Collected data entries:
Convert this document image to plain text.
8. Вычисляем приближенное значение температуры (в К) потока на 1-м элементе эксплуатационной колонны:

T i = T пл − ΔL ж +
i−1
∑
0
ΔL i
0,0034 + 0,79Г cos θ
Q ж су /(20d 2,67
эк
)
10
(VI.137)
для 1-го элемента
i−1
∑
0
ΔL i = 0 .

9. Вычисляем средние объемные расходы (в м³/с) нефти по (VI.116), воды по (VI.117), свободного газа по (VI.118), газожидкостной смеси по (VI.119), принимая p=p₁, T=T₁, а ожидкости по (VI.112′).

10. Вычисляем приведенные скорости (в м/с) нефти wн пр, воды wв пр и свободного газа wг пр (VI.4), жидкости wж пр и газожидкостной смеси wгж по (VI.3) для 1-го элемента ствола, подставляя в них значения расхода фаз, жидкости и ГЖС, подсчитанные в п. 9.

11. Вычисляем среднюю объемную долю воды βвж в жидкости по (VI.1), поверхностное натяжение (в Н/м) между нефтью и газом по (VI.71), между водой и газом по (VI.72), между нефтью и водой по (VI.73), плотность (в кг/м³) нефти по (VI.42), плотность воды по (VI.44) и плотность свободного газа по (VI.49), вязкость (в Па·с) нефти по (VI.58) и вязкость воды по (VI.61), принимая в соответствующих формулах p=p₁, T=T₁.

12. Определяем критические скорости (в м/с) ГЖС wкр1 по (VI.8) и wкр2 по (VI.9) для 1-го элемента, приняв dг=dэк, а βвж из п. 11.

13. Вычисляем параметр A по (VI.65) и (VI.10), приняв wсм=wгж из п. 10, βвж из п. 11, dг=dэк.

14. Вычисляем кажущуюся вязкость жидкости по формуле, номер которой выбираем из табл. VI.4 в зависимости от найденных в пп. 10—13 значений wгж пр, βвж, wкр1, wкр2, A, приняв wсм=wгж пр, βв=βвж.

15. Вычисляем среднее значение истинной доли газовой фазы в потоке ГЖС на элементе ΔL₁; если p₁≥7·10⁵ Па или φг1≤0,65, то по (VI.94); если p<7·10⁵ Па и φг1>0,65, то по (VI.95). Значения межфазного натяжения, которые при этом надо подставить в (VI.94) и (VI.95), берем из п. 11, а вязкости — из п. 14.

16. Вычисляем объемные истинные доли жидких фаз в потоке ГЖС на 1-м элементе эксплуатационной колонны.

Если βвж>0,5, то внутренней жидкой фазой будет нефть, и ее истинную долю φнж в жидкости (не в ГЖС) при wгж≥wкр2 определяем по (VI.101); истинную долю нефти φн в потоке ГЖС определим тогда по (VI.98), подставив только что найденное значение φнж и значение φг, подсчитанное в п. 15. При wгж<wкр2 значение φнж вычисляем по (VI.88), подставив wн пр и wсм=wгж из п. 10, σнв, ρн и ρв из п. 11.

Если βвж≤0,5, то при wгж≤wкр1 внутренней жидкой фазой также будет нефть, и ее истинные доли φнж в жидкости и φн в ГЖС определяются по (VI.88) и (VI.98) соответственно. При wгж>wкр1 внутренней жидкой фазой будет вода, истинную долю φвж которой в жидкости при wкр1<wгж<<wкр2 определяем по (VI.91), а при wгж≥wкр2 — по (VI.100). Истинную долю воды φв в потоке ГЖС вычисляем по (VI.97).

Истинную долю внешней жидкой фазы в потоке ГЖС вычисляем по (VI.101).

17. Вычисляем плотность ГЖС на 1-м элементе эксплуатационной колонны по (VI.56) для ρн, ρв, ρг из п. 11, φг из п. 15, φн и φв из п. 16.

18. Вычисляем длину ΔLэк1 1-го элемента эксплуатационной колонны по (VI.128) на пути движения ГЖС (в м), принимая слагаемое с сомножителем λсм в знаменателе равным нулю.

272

_What is asked:_
Show every line in the records above that contains the word "объемные".

_Worked solution:_
9. Вычисляем средние объемные расходы (в м³/с) нефти по (VI.116), воды по (VI.117), свободного газа по (VI.118), газожидкостной смеси по (VI.119), принимая p=p₁, T=T₁, а ожидкости по (VI.112′).
16. Вычисляем объемные истинные доли жидких фаз в потоке ГЖС на 1-м элементе эксплуатационной колонны.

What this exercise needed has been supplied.